### Task prompt
Read through the data and report every line in which the word "this" occurs.

### Exercise material

# # # #

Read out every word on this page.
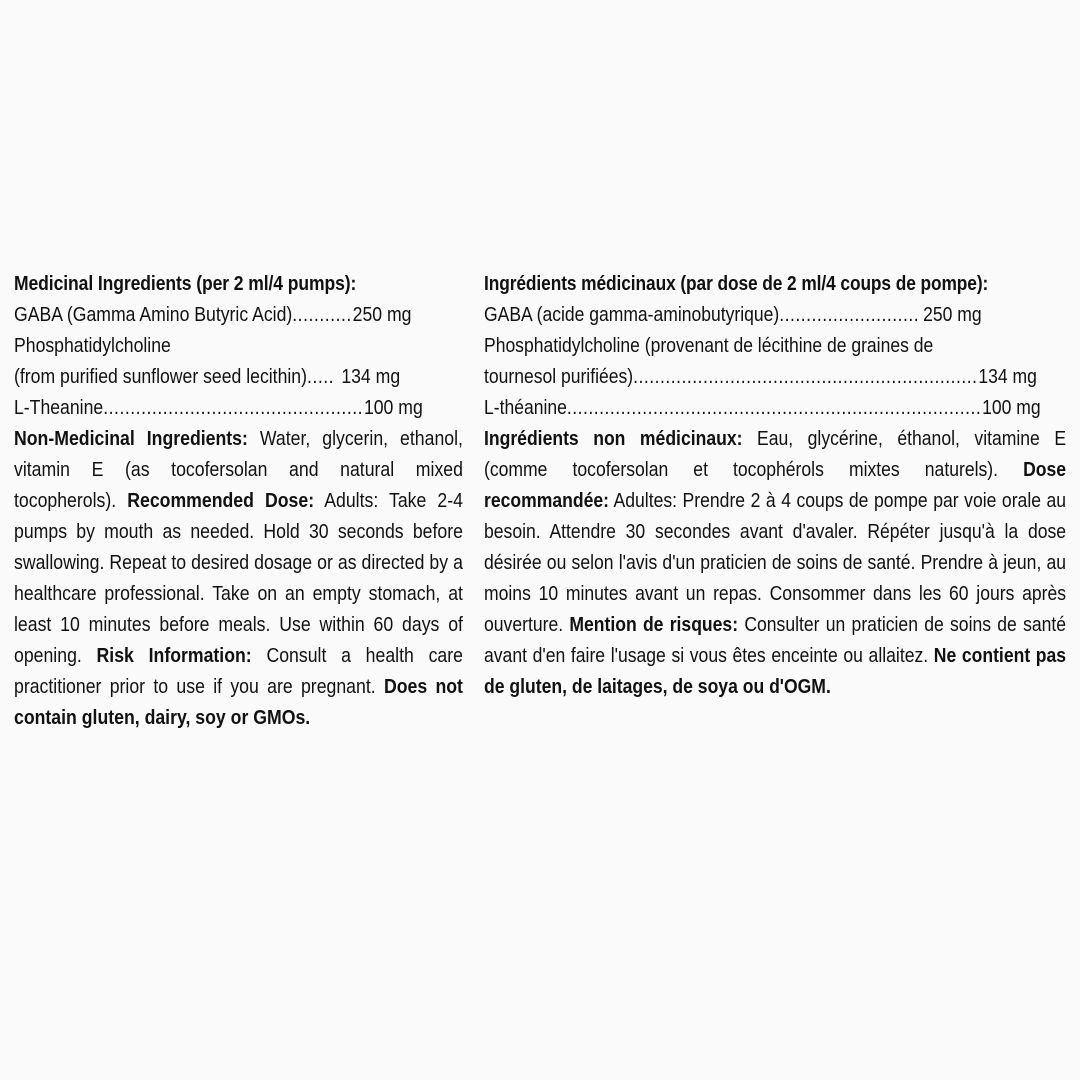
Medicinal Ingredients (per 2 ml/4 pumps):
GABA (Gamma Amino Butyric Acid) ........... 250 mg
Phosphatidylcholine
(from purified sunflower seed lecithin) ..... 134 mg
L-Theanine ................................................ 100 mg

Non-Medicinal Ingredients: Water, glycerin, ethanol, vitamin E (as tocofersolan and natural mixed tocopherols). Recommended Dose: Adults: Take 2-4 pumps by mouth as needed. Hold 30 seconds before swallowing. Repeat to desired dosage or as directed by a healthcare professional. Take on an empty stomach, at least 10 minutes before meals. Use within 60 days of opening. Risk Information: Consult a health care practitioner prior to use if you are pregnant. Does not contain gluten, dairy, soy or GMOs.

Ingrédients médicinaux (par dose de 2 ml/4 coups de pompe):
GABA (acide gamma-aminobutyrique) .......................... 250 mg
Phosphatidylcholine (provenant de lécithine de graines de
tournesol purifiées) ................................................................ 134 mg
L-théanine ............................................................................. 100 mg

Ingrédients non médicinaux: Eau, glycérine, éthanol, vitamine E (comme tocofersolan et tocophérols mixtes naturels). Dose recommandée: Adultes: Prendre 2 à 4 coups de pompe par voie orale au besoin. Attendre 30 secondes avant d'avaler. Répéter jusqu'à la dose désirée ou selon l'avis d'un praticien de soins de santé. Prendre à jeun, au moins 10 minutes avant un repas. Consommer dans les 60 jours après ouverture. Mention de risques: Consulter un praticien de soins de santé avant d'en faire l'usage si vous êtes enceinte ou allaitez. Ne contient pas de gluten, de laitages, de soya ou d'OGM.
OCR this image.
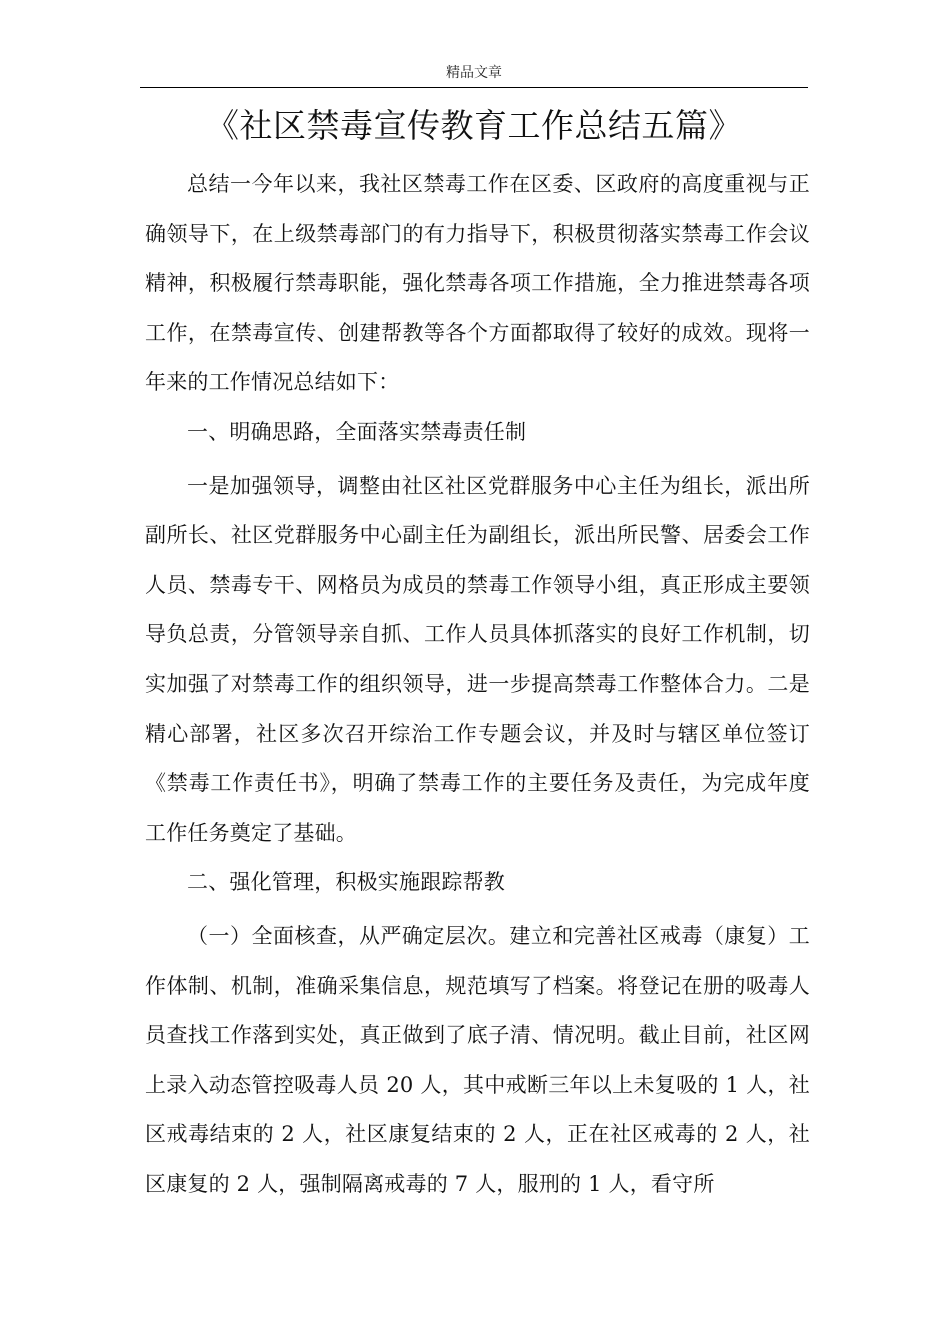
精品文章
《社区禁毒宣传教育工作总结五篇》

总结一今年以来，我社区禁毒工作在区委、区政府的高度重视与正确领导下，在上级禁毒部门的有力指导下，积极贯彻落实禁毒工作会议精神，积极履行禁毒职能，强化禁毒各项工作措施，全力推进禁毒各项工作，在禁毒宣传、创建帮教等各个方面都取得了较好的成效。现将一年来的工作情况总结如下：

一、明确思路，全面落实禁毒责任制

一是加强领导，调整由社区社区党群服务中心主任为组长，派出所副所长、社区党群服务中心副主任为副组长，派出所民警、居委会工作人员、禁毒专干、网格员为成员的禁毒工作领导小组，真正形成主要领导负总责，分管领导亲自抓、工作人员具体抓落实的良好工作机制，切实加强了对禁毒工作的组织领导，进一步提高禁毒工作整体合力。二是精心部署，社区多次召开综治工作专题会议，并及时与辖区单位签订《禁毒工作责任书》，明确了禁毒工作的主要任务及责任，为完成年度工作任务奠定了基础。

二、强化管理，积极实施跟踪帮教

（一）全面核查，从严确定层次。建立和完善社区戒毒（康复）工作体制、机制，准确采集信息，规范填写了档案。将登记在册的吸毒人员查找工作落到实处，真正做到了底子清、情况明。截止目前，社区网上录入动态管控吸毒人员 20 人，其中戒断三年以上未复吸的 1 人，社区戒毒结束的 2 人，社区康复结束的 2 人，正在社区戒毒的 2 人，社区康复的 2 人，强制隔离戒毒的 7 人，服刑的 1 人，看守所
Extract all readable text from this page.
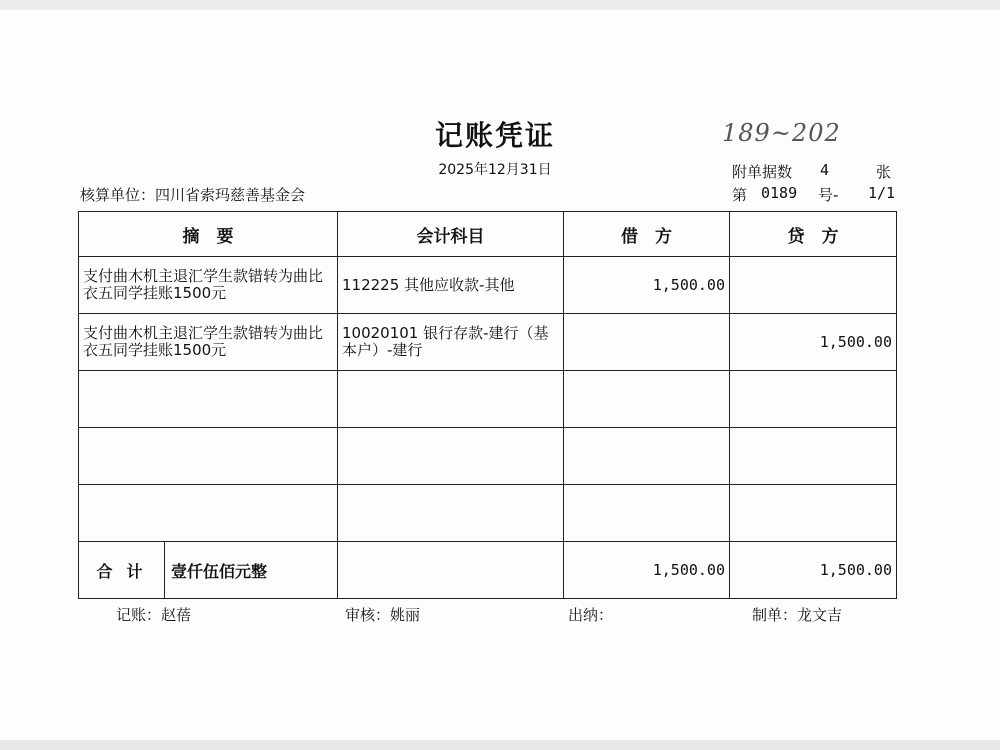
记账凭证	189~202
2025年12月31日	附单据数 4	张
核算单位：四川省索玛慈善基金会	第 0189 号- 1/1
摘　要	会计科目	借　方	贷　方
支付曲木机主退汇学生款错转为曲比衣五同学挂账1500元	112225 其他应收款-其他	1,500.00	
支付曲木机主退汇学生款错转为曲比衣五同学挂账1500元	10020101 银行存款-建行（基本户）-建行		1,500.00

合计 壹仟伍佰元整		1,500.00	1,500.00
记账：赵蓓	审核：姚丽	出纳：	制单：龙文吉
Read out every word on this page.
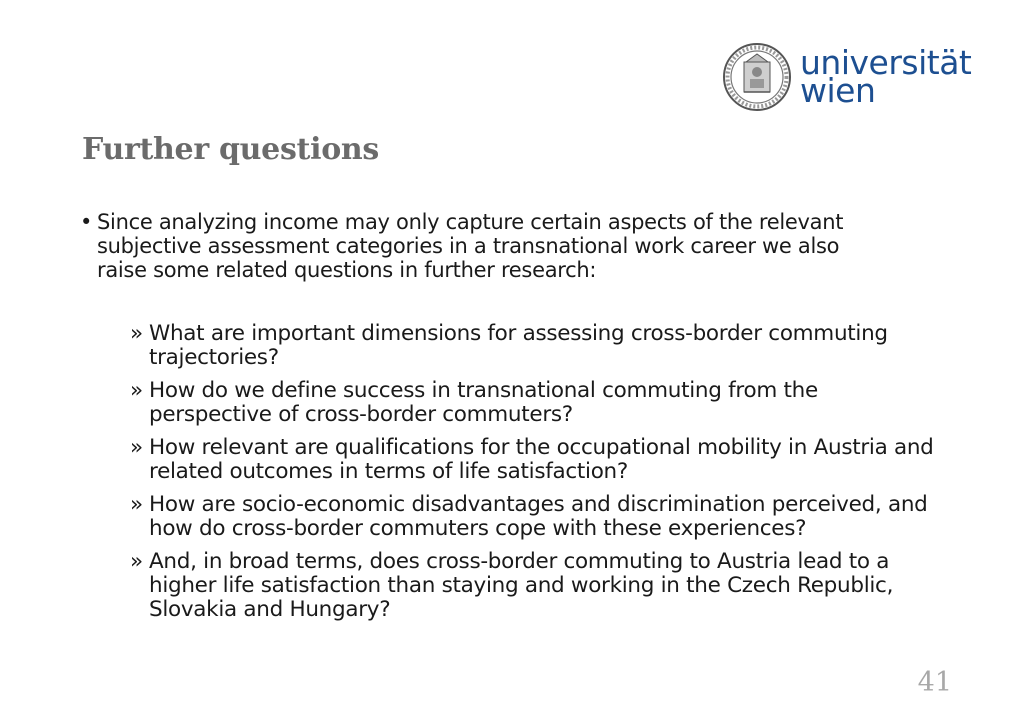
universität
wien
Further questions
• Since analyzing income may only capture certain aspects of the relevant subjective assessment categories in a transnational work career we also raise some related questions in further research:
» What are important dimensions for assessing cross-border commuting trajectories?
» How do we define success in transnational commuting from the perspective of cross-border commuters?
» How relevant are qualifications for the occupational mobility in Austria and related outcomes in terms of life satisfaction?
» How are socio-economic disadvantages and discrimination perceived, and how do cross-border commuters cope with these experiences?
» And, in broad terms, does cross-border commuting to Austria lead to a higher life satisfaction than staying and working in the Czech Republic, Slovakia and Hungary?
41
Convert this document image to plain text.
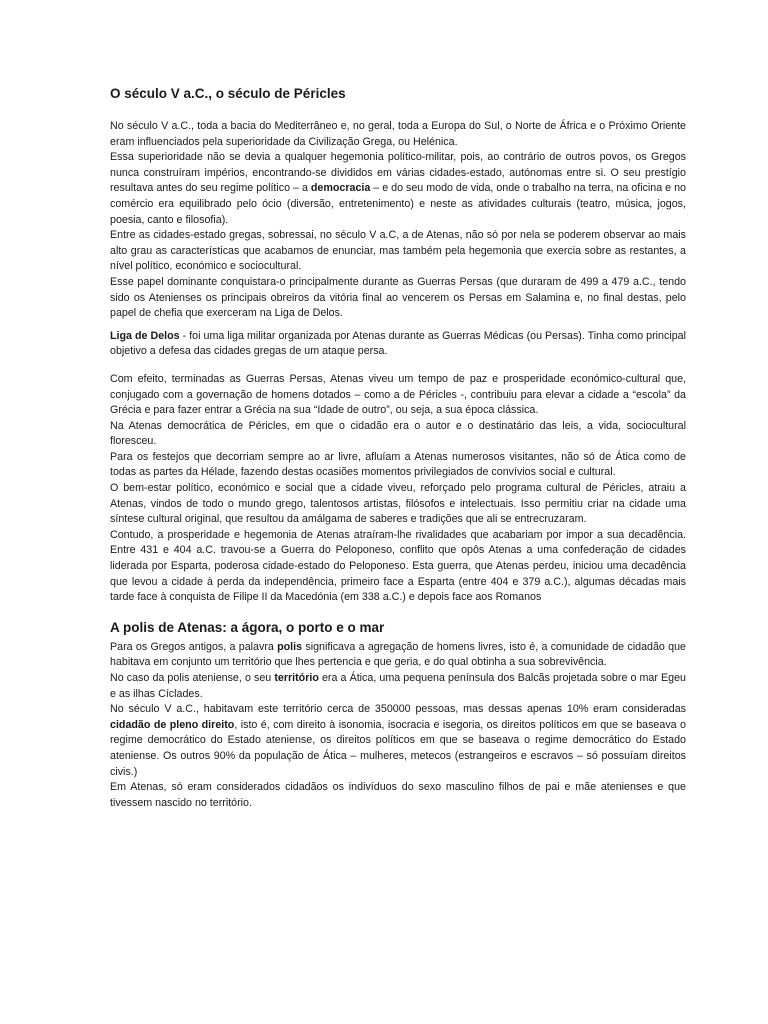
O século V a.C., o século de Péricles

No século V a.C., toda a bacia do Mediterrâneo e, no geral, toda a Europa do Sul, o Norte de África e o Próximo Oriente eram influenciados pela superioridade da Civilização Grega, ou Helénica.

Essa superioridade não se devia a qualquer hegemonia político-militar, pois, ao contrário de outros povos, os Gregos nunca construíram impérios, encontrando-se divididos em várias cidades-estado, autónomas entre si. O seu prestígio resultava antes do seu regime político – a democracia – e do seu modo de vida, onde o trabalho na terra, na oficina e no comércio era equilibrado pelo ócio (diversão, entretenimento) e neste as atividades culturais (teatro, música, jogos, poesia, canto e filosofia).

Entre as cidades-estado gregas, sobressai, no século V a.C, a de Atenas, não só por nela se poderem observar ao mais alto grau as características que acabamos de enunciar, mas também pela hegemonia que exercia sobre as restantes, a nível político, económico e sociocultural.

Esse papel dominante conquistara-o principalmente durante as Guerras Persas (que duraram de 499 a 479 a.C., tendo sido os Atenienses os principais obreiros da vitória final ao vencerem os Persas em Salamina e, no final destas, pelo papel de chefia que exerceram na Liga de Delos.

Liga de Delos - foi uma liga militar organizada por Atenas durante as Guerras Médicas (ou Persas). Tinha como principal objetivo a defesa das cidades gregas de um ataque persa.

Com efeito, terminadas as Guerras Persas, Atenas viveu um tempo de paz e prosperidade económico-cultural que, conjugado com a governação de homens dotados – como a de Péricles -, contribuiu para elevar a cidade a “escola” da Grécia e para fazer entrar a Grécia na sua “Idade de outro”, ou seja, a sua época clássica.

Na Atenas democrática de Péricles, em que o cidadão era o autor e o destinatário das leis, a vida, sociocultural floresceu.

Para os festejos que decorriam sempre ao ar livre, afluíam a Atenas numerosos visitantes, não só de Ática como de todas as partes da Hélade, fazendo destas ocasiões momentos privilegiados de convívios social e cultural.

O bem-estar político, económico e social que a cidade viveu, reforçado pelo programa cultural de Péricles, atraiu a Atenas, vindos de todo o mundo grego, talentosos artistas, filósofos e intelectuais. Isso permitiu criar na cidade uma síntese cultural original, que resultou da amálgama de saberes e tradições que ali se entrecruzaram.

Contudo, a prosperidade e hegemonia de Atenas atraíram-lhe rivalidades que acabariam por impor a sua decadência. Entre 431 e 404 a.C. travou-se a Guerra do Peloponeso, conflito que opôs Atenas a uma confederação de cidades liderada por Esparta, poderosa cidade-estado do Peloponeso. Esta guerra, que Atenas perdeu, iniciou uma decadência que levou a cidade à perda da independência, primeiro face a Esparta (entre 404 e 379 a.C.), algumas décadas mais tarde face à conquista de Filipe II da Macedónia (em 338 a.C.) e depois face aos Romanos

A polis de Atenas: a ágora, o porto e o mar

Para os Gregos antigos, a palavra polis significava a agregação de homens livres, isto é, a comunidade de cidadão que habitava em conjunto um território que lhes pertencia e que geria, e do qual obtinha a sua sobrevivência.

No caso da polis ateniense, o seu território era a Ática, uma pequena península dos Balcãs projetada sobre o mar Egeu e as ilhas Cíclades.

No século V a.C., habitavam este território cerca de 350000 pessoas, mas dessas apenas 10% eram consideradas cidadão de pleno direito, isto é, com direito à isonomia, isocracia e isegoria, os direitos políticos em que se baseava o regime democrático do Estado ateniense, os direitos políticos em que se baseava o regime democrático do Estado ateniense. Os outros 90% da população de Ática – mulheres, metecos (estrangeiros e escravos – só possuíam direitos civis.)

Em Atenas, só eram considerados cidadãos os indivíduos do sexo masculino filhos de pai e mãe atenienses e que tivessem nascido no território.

# # # #

### Exercise answer
Read out every word on this page.
OCR this image.
Extract all readable text from this page.
Read out every word on this page.
Convert this document image to plain text.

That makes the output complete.